-- INSTRUCTIONS FOR THE TASK --
Please copy the records below line for line, keeping every character and line break unchanged.

-- DATASET EXCERPTS --
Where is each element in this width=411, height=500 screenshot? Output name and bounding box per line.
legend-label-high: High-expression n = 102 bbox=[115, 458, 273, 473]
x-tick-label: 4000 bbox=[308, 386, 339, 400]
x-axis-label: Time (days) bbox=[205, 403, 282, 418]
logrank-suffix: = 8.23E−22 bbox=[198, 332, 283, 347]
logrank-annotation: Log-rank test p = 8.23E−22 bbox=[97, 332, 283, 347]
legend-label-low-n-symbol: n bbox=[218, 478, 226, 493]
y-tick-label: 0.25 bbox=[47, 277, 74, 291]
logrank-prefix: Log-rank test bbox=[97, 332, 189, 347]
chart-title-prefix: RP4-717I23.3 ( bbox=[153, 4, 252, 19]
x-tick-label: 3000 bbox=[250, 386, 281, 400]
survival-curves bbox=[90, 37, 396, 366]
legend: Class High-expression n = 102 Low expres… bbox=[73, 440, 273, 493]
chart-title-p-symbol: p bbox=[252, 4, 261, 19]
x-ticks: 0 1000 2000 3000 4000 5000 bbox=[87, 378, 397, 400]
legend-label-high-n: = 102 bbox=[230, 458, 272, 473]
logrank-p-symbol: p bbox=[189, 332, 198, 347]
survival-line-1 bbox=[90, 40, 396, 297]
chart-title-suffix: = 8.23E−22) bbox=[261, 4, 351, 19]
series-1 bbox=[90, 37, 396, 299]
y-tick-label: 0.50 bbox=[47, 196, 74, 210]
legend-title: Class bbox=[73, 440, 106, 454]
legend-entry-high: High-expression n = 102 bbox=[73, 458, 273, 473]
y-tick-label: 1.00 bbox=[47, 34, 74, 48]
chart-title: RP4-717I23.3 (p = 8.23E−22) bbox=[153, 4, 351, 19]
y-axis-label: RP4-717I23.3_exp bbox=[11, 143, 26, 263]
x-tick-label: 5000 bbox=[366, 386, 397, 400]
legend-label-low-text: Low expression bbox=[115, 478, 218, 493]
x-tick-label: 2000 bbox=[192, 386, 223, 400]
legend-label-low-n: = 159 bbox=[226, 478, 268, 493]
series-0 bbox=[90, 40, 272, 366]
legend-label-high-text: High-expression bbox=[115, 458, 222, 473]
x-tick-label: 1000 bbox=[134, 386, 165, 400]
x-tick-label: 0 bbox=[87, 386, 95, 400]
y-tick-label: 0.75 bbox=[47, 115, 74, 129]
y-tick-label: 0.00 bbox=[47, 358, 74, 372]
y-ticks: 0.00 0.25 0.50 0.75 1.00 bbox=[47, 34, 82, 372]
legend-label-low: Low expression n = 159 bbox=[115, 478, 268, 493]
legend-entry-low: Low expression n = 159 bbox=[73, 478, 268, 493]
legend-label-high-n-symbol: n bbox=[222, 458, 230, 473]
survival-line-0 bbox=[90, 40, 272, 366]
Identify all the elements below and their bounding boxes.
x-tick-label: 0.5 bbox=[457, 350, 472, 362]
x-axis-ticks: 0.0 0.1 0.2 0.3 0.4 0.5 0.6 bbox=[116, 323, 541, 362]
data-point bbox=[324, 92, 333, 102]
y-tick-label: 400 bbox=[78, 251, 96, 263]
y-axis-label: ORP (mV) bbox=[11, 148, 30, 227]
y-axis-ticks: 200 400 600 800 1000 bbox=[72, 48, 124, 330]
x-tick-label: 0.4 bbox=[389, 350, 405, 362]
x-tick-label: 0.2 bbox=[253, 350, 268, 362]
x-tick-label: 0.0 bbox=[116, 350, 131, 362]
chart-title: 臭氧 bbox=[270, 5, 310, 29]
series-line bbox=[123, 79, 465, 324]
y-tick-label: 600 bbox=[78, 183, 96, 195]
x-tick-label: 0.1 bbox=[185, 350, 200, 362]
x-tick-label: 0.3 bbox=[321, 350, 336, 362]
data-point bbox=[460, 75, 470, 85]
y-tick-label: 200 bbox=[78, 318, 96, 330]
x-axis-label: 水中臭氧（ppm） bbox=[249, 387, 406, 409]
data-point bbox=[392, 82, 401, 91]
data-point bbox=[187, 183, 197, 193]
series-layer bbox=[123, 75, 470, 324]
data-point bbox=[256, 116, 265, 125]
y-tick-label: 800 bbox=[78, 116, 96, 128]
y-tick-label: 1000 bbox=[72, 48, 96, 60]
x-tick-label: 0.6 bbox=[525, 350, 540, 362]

-- SOLUTION FOR THIS TASK --
Where is each element in this width=411, height=500 screenshot? Output name and bounding box per line.
legend-label-high: High-expression n = 102 bbox=[115, 458, 273, 473]
x-tick-label: 4000 bbox=[308, 386, 339, 400]
x-axis-label: Time (days) bbox=[205, 403, 282, 418]
logrank-suffix: = 8.23E−22 bbox=[198, 332, 283, 347]
logrank-annotation: Log-rank test p = 8.23E−22 bbox=[97, 332, 283, 347]
legend-label-low-n-symbol: n bbox=[218, 478, 226, 493]
y-tick-label: 0.25 bbox=[47, 277, 74, 291]
logrank-prefix: Log-rank test bbox=[97, 332, 189, 347]
chart-title-prefix: RP4-717I23.3 ( bbox=[153, 4, 252, 19]
x-tick-label: 3000 bbox=[250, 386, 281, 400]
survival-curves bbox=[90, 37, 396, 366]
legend: Class High-expression n = 102 Low expres… bbox=[73, 440, 273, 493]
chart-title-p-symbol: p bbox=[252, 4, 261, 19]
x-ticks: 0 1000 2000 3000 4000 5000 bbox=[87, 378, 397, 400]
legend-label-high-n: = 102 bbox=[230, 458, 272, 473]
logrank-p-symbol: p bbox=[189, 332, 198, 347]
survival-line-1 bbox=[90, 40, 396, 297]
chart-title-suffix: = 8.23E−22) bbox=[261, 4, 351, 19]
series-1 bbox=[90, 37, 396, 299]
y-tick-label: 0.50 bbox=[47, 196, 74, 210]
legend-title: Class bbox=[73, 440, 106, 454]
legend-entry-high: High-expression n = 102 bbox=[73, 458, 273, 473]
y-tick-label: 1.00 bbox=[47, 34, 74, 48]
chart-title: RP4-717I23.3 (p = 8.23E−22) bbox=[153, 4, 351, 19]
y-axis-label: RP4-717I23.3_exp bbox=[11, 143, 26, 263]
x-tick-label: 5000 bbox=[366, 386, 397, 400]
legend-label-low-text: Low expression bbox=[115, 478, 218, 493]
x-tick-label: 2000 bbox=[192, 386, 223, 400]
legend-label-low-n: = 159 bbox=[226, 478, 268, 493]
series-0 bbox=[90, 40, 272, 366]
legend-label-high-text: High-expression bbox=[115, 458, 222, 473]
x-tick-label: 1000 bbox=[134, 386, 165, 400]
x-tick-label: 0 bbox=[87, 386, 95, 400]
y-tick-label: 0.75 bbox=[47, 115, 74, 129]
y-tick-label: 0.00 bbox=[47, 358, 74, 372]
y-ticks: 0.00 0.25 0.50 0.75 1.00 bbox=[47, 34, 82, 372]
legend-label-low: Low expression n = 159 bbox=[115, 478, 268, 493]
legend-entry-low: Low expression n = 159 bbox=[73, 478, 268, 493]
legend-label-high-n-symbol: n bbox=[222, 458, 230, 473]
survival-line-0 bbox=[90, 40, 272, 366]
Identify all the elements below and their bounding boxes.
x-tick-label: 0.5 bbox=[457, 350, 472, 362]
x-axis-ticks: 0.0 0.1 0.2 0.3 0.4 0.5 0.6 bbox=[116, 323, 541, 362]
data-point bbox=[324, 92, 333, 102]
y-tick-label: 400 bbox=[78, 251, 96, 263]
y-axis-label: ORP (mV) bbox=[11, 148, 30, 227]
y-axis-ticks: 200 400 600 800 1000 bbox=[72, 48, 124, 330]
x-tick-label: 0.4 bbox=[389, 350, 405, 362]
x-tick-label: 0.2 bbox=[253, 350, 268, 362]
x-tick-label: 0.0 bbox=[116, 350, 131, 362]
chart-title: 臭氧 bbox=[270, 5, 310, 29]
series-line bbox=[123, 79, 465, 324]
y-tick-label: 600 bbox=[78, 183, 96, 195]
x-tick-label: 0.1 bbox=[185, 350, 200, 362]
x-tick-label: 0.3 bbox=[321, 350, 336, 362]
data-point bbox=[460, 75, 470, 85]
y-tick-label: 200 bbox=[78, 318, 96, 330]
x-axis-label: 水中臭氧（ppm） bbox=[249, 387, 406, 409]
data-point bbox=[392, 82, 401, 91]
data-point bbox=[187, 183, 197, 193]
series-layer bbox=[123, 75, 470, 324]
data-point bbox=[256, 116, 265, 125]
y-tick-label: 800 bbox=[78, 116, 96, 128]
y-tick-label: 1000 bbox=[72, 48, 96, 60]
x-tick-label: 0.6 bbox=[525, 350, 540, 362]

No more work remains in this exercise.